» **AIM OF THE EXERCISE**: Print each line exactly as it is given.

>> start LISTED RECORDS

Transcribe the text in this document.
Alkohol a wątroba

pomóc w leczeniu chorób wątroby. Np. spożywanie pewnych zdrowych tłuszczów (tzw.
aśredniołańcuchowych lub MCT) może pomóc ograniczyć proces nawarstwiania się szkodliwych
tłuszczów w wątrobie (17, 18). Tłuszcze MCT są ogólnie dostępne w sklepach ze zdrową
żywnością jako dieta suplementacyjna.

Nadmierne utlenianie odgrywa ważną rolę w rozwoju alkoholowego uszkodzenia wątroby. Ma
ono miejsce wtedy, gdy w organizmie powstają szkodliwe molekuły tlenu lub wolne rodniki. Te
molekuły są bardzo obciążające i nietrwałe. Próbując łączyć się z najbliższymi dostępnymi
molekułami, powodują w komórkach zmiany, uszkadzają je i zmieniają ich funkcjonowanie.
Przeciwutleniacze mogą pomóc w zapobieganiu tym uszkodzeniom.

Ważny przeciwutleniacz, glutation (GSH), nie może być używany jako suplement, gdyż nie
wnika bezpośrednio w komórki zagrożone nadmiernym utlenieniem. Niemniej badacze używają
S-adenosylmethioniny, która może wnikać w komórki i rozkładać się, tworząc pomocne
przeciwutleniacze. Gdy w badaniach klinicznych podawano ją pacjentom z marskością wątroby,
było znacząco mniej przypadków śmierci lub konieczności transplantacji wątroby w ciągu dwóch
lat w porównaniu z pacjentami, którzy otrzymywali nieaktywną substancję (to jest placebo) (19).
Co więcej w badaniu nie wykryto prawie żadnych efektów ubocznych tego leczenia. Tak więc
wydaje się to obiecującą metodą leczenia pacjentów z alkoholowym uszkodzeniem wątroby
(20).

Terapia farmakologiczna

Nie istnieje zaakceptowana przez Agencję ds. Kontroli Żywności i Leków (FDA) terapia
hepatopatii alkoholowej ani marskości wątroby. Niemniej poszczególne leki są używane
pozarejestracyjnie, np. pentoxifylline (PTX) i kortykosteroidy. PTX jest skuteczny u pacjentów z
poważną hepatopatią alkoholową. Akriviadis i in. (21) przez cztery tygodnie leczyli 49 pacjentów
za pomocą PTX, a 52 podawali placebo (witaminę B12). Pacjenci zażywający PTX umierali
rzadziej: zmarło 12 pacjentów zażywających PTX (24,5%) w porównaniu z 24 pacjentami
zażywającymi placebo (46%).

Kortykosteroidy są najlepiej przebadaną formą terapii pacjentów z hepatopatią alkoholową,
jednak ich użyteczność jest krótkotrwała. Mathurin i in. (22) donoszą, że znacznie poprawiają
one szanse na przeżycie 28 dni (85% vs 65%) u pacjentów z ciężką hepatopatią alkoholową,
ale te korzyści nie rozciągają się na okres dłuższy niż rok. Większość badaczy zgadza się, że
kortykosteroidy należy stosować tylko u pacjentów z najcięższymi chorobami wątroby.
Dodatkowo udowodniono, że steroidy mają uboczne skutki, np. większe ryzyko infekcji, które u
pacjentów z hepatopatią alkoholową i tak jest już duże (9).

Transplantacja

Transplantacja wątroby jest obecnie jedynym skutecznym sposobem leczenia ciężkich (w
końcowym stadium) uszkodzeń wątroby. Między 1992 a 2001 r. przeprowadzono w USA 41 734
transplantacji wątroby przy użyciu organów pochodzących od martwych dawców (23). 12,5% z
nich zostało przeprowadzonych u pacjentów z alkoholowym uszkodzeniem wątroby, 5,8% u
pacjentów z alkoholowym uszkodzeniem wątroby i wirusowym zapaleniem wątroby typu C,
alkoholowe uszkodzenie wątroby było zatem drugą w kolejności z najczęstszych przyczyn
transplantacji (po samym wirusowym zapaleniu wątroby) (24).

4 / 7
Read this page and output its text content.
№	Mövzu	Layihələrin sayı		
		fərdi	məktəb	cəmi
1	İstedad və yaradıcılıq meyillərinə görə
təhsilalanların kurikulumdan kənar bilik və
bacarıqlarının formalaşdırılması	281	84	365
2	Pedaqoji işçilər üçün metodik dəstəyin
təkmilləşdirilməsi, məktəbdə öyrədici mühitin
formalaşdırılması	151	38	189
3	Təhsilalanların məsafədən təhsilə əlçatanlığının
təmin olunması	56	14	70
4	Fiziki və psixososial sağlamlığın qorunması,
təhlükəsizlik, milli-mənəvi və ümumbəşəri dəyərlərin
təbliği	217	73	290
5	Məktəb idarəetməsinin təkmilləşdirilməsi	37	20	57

>> end LISTED RECORDS

» **FINISHED ANSWER**:
Transcribe the text in this document.
Alkohol a wątroba

pomóc w leczeniu chorób wątroby. Np. spożywanie pewnych zdrowych tłuszczów (tzw.
aśredniołańcuchowych lub MCT) może pomóc ograniczyć proces nawarstwiania się szkodliwych
tłuszczów w wątrobie (17, 18). Tłuszcze MCT są ogólnie dostępne w sklepach ze zdrową
żywnością jako dieta suplementacyjna.

Nadmierne utlenianie odgrywa ważną rolę w rozwoju alkoholowego uszkodzenia wątroby. Ma
ono miejsce wtedy, gdy w organizmie powstają szkodliwe molekuły tlenu lub wolne rodniki. Te
molekuły są bardzo obciążające i nietrwałe. Próbując łączyć się z najbliższymi dostępnymi
molekułami, powodują w komórkach zmiany, uszkadzają je i zmieniają ich funkcjonowanie.
Przeciwutleniacze mogą pomóc w zapobieganiu tym uszkodzeniom.

Ważny przeciwutleniacz, glutation (GSH), nie może być używany jako suplement, gdyż nie
wnika bezpośrednio w komórki zagrożone nadmiernym utlenieniem. Niemniej badacze używają
S-adenosylmethioniny, która może wnikać w komórki i rozkładać się, tworząc pomocne
przeciwutleniacze. Gdy w badaniach klinicznych podawano ją pacjentom z marskością wątroby,
było znacząco mniej przypadków śmierci lub konieczności transplantacji wątroby w ciągu dwóch
lat w porównaniu z pacjentami, którzy otrzymywali nieaktywną substancję (to jest placebo) (19).
Co więcej w badaniu nie wykryto prawie żadnych efektów ubocznych tego leczenia. Tak więc
wydaje się to obiecującą metodą leczenia pacjentów z alkoholowym uszkodzeniem wątroby
(20).

Terapia farmakologiczna

Nie istnieje zaakceptowana przez Agencję ds. Kontroli Żywności i Leków (FDA) terapia
hepatopatii alkoholowej ani marskości wątroby. Niemniej poszczególne leki są używane
pozarejestracyjnie, np. pentoxifylline (PTX) i kortykosteroidy. PTX jest skuteczny u pacjentów z
poważną hepatopatią alkoholową. Akriviadis i in. (21) przez cztery tygodnie leczyli 49 pacjentów
za pomocą PTX, a 52 podawali placebo (witaminę B12). Pacjenci zażywający PTX umierali
rzadziej: zmarło 12 pacjentów zażywających PTX (24,5%) w porównaniu z 24 pacjentami
zażywającymi placebo (46%).

Kortykosteroidy są najlepiej przebadaną formą terapii pacjentów z hepatopatią alkoholową,
jednak ich użyteczność jest krótkotrwała. Mathurin i in. (22) donoszą, że znacznie poprawiają
one szanse na przeżycie 28 dni (85% vs 65%) u pacjentów z ciężką hepatopatią alkoholową,
ale te korzyści nie rozciągają się na okres dłuższy niż rok. Większość badaczy zgadza się, że
kortykosteroidy należy stosować tylko u pacjentów z najcięższymi chorobami wątroby.
Dodatkowo udowodniono, że steroidy mają uboczne skutki, np. większe ryzyko infekcji, które u
pacjentów z hepatopatią alkoholową i tak jest już duże (9).

Transplantacja

Transplantacja wątroby jest obecnie jedynym skutecznym sposobem leczenia ciężkich (w
końcowym stadium) uszkodzeń wątroby. Między 1992 a 2001 r. przeprowadzono w USA 41 734
transplantacji wątroby przy użyciu organów pochodzących od martwych dawców (23). 12,5% z
nich zostało przeprowadzonych u pacjentów z alkoholowym uszkodzeniem wątroby, 5,8% u
pacjentów z alkoholowym uszkodzeniem wątroby i wirusowym zapaleniem wątroby typu C,
alkoholowe uszkodzenie wątroby było zatem drugą w kolejności z najczęstszych przyczyn
transplantacji (po samym wirusowym zapaleniu wątroby) (24).

4 / 7
Read this page and output its text content.
№	Mövzu	Layihələrin sayı		
		fərdi	məktəb	cəmi
1	İstedad və yaradıcılıq meyillərinə görə
təhsilalanların kurikulumdan kənar bilik və
bacarıqlarının formalaşdırılması	281	84	365
2	Pedaqoji işçilər üçün metodik dəstəyin
təkmilləşdirilməsi, məktəbdə öyrədici mühitin
formalaşdırılması	151	38	189
3	Təhsilalanların məsafədən təhsilə əlçatanlığının
təmin olunması	56	14	70
4	Fiziki və psixososial sağlamlığın qorunması,
təhlükəsizlik, milli-mənəvi və ümumbəşəri dəyərlərin
təbliği	217	73	290
5	Məktəb idarəetməsinin təkmilləşdirilməsi	37	20	57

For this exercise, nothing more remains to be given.